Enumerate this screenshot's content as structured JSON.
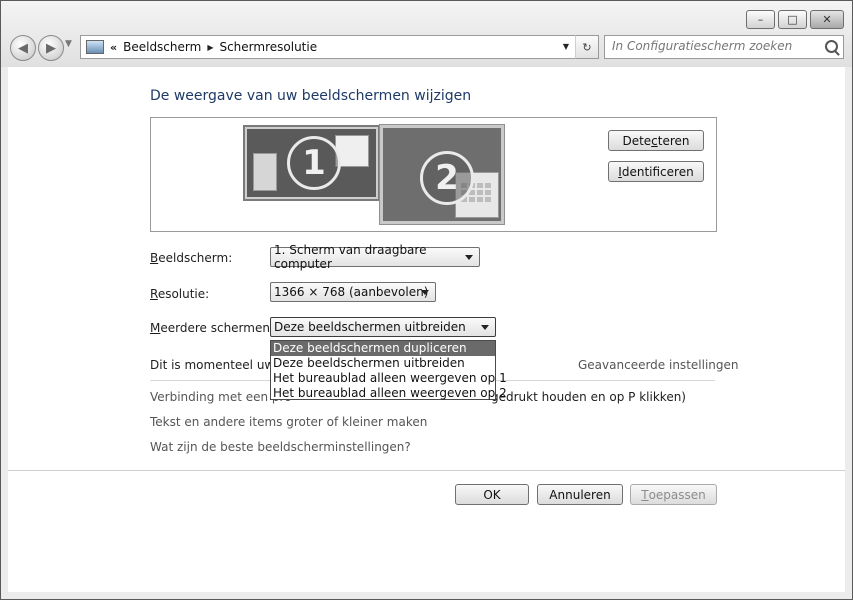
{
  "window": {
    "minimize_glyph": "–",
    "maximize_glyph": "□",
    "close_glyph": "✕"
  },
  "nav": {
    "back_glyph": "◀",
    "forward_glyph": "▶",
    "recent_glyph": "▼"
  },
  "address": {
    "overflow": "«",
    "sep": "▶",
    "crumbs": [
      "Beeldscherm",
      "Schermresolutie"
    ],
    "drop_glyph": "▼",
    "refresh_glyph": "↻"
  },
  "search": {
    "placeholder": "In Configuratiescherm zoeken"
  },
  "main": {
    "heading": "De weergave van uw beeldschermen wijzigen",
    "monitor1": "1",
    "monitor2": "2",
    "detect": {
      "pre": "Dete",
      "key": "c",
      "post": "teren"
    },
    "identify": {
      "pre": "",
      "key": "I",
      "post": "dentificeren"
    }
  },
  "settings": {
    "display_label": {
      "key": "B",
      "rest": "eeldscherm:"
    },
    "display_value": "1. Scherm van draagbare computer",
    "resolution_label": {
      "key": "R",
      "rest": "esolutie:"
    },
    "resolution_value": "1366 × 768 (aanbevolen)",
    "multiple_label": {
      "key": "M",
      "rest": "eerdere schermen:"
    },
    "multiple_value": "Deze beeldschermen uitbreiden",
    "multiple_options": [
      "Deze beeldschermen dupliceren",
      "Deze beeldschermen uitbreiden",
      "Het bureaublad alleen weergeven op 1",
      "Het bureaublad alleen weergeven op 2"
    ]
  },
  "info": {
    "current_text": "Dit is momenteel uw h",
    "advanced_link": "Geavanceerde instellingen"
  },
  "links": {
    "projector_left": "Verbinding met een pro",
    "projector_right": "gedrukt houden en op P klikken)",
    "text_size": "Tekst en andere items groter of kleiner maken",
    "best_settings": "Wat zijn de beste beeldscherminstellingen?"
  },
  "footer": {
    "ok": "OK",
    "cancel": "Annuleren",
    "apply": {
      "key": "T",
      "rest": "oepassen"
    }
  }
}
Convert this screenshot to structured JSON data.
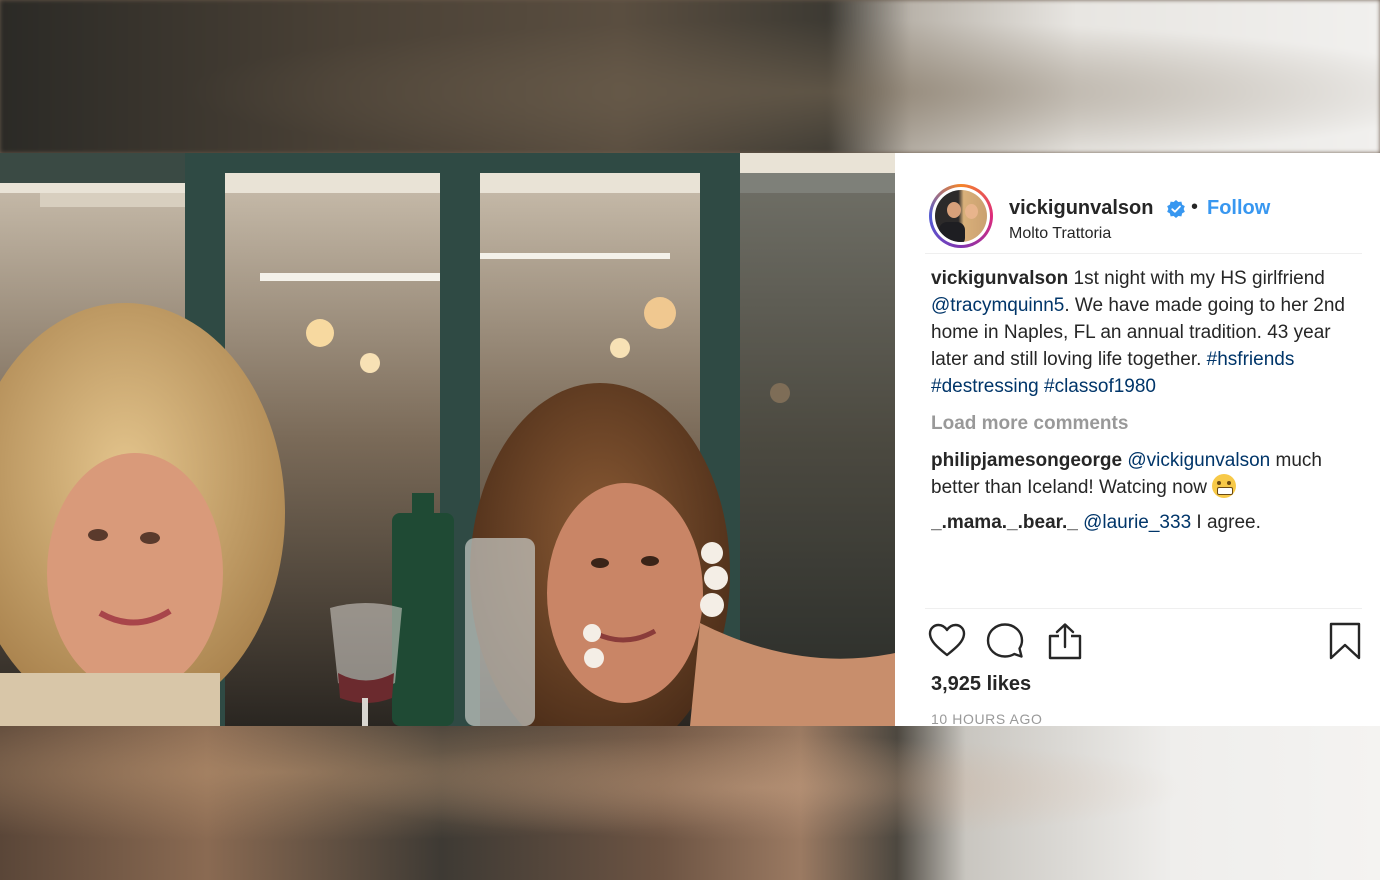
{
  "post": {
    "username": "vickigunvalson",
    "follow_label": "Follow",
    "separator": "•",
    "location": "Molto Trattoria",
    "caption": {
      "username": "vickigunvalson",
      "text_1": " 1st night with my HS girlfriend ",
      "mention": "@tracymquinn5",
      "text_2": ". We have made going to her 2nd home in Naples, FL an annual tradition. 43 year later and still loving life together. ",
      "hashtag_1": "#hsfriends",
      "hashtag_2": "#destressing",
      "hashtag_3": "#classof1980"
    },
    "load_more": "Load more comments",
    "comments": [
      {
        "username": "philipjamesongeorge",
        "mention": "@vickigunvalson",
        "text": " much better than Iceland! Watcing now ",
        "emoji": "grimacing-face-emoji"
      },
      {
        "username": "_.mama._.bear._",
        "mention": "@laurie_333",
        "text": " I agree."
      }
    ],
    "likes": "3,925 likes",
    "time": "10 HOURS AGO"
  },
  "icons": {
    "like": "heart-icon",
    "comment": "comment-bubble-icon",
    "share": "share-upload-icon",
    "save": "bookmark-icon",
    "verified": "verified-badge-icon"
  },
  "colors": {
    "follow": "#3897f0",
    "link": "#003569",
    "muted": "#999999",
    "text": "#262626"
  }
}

* * *

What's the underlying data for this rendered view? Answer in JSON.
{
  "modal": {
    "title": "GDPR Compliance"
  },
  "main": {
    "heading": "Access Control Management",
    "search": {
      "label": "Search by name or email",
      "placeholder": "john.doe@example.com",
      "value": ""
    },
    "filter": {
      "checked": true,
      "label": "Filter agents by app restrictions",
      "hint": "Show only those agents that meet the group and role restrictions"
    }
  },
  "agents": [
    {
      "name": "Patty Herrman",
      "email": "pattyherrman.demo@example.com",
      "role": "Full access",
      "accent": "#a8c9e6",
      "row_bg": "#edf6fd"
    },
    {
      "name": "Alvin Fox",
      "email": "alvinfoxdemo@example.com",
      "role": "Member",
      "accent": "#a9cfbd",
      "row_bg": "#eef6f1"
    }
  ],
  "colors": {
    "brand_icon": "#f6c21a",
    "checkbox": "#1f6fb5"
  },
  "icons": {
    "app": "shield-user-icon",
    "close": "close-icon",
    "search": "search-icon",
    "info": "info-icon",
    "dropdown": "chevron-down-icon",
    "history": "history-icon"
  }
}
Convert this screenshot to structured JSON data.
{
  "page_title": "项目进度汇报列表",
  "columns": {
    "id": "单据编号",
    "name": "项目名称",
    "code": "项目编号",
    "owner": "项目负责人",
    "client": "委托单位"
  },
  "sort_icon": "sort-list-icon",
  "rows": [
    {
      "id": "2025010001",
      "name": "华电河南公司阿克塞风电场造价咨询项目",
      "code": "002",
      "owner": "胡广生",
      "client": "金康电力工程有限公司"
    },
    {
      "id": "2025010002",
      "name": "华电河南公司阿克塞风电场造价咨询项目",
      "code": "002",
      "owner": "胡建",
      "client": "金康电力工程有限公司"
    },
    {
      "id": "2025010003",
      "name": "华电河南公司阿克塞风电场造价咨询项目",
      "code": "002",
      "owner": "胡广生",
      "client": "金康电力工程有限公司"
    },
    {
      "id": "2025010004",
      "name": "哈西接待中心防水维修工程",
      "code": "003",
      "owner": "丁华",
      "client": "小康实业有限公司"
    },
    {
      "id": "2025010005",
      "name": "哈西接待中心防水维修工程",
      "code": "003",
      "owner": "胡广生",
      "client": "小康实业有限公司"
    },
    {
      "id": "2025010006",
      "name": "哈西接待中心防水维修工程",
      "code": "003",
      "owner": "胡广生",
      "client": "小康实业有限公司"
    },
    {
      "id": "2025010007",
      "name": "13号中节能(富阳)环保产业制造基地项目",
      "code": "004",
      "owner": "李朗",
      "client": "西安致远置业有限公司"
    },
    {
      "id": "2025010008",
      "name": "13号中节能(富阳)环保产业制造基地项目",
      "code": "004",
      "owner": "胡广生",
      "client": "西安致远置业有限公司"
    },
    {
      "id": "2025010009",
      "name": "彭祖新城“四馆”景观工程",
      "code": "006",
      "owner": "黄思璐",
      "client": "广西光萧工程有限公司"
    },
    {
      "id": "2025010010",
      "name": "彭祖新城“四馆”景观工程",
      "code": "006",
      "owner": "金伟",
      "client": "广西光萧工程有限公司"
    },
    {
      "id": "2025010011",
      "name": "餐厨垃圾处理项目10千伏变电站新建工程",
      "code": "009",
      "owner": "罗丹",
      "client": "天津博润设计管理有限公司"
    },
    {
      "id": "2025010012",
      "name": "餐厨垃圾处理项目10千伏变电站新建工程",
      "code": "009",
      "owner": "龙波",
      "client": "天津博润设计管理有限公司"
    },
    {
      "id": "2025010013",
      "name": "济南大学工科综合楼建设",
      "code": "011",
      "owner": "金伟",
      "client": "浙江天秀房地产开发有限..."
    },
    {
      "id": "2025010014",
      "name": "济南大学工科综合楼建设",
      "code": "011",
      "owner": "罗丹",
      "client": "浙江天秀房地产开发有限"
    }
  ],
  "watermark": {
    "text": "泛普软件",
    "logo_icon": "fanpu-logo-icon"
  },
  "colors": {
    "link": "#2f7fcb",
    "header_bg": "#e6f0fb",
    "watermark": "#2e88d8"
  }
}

▶ **PROMPT**
Show every line from the entries above in which the word "email" appears.

▶ **RESULT OF THE EXERCISE**
      "label": "Search by name or email",
      "email": "pattyherrman.demo@example.com",
      "email": "alvinfoxdemo@example.com",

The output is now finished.